» WHAT TO PRODUCE
Work out how many lines hold "which". Give the number and nothing else.

───── DATA ─────

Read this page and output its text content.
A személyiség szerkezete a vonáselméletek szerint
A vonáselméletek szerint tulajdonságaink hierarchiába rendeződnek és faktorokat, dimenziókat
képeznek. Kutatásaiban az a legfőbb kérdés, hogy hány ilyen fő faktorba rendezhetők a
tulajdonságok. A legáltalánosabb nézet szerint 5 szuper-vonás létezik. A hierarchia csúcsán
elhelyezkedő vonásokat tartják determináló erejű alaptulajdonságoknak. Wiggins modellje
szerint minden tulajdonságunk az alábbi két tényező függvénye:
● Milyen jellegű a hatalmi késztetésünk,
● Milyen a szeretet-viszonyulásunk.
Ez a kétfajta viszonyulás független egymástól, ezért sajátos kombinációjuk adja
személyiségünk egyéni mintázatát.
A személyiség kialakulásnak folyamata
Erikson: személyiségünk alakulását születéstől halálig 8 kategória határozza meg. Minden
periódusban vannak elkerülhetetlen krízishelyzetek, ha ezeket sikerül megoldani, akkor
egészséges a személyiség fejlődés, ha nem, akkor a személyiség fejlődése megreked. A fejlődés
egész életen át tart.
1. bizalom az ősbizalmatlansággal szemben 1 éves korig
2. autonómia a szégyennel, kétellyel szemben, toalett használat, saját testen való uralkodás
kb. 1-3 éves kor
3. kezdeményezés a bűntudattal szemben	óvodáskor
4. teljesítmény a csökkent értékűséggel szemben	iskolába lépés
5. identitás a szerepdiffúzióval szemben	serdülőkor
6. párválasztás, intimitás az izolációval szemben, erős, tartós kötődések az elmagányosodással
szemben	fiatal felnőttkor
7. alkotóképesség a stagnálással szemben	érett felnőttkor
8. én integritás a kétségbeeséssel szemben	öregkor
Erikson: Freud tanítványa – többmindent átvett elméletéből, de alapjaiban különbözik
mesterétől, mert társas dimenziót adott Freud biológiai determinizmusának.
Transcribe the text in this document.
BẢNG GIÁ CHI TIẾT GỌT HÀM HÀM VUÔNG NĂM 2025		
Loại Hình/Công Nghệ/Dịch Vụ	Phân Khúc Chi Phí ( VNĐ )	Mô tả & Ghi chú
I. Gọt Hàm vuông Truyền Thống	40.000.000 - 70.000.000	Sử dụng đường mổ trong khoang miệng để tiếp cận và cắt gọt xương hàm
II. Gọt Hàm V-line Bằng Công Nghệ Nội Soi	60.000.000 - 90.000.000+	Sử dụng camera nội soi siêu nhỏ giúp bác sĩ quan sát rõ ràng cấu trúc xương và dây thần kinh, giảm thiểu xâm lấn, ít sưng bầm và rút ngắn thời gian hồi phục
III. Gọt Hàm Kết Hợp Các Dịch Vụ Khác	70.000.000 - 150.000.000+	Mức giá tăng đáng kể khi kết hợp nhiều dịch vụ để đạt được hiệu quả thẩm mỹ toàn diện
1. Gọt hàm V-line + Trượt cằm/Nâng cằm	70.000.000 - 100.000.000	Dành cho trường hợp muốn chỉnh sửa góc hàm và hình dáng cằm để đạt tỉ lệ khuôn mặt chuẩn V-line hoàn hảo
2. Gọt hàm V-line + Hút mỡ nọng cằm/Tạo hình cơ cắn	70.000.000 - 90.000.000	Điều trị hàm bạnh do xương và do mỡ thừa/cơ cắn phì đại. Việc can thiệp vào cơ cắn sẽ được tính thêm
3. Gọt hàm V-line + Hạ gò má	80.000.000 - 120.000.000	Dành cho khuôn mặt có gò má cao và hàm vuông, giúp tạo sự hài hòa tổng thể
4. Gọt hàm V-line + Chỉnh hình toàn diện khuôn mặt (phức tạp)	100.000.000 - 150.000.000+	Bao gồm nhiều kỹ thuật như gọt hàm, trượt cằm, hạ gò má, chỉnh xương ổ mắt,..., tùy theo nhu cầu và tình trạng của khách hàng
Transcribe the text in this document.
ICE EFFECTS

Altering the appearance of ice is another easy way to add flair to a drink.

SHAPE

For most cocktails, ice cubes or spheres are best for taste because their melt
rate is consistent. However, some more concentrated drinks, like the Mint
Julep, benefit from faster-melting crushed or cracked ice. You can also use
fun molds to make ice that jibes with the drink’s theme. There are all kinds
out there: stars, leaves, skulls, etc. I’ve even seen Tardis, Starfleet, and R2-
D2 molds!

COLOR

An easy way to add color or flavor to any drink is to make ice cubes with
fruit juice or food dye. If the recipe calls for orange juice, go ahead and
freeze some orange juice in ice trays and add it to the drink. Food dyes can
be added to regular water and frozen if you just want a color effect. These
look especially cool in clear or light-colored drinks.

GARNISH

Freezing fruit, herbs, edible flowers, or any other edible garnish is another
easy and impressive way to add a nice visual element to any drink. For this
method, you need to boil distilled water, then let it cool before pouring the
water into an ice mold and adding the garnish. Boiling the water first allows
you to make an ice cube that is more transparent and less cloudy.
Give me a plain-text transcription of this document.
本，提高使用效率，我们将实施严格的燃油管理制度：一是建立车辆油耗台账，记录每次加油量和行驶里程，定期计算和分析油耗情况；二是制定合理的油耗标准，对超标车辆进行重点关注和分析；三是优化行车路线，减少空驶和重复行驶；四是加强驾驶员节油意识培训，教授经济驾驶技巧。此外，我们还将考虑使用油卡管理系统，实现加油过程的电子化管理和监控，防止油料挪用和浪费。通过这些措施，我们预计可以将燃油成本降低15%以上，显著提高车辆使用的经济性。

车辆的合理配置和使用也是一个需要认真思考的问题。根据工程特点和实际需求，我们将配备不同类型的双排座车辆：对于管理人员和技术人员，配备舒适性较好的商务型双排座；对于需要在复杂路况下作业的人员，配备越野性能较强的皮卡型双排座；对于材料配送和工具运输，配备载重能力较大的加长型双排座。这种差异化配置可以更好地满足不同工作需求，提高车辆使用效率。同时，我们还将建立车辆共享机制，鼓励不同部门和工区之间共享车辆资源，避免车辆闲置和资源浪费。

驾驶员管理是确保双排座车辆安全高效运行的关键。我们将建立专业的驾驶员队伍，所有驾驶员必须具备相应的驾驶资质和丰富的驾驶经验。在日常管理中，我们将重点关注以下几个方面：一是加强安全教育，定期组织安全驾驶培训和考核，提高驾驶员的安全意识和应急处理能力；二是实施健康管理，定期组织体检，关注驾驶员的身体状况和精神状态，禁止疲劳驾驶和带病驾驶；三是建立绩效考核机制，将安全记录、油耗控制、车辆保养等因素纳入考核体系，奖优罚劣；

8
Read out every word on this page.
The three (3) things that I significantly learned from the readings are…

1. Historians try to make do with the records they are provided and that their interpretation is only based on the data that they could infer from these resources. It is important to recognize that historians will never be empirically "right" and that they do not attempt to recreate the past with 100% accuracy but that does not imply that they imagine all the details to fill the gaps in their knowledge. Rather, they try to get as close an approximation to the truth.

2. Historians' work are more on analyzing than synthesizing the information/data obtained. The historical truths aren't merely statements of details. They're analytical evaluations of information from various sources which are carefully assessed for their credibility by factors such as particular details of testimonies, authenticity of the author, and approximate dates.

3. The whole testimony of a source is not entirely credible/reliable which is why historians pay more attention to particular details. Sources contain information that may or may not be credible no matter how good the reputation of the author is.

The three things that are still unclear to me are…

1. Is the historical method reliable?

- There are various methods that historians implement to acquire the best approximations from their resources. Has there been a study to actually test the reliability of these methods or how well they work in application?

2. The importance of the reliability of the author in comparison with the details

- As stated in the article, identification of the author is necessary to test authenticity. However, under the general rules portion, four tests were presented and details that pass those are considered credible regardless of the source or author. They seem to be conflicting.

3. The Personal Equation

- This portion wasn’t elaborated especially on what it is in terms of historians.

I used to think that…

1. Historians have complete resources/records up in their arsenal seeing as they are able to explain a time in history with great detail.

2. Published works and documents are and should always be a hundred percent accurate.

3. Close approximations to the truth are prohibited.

─────

» SOLUTION
2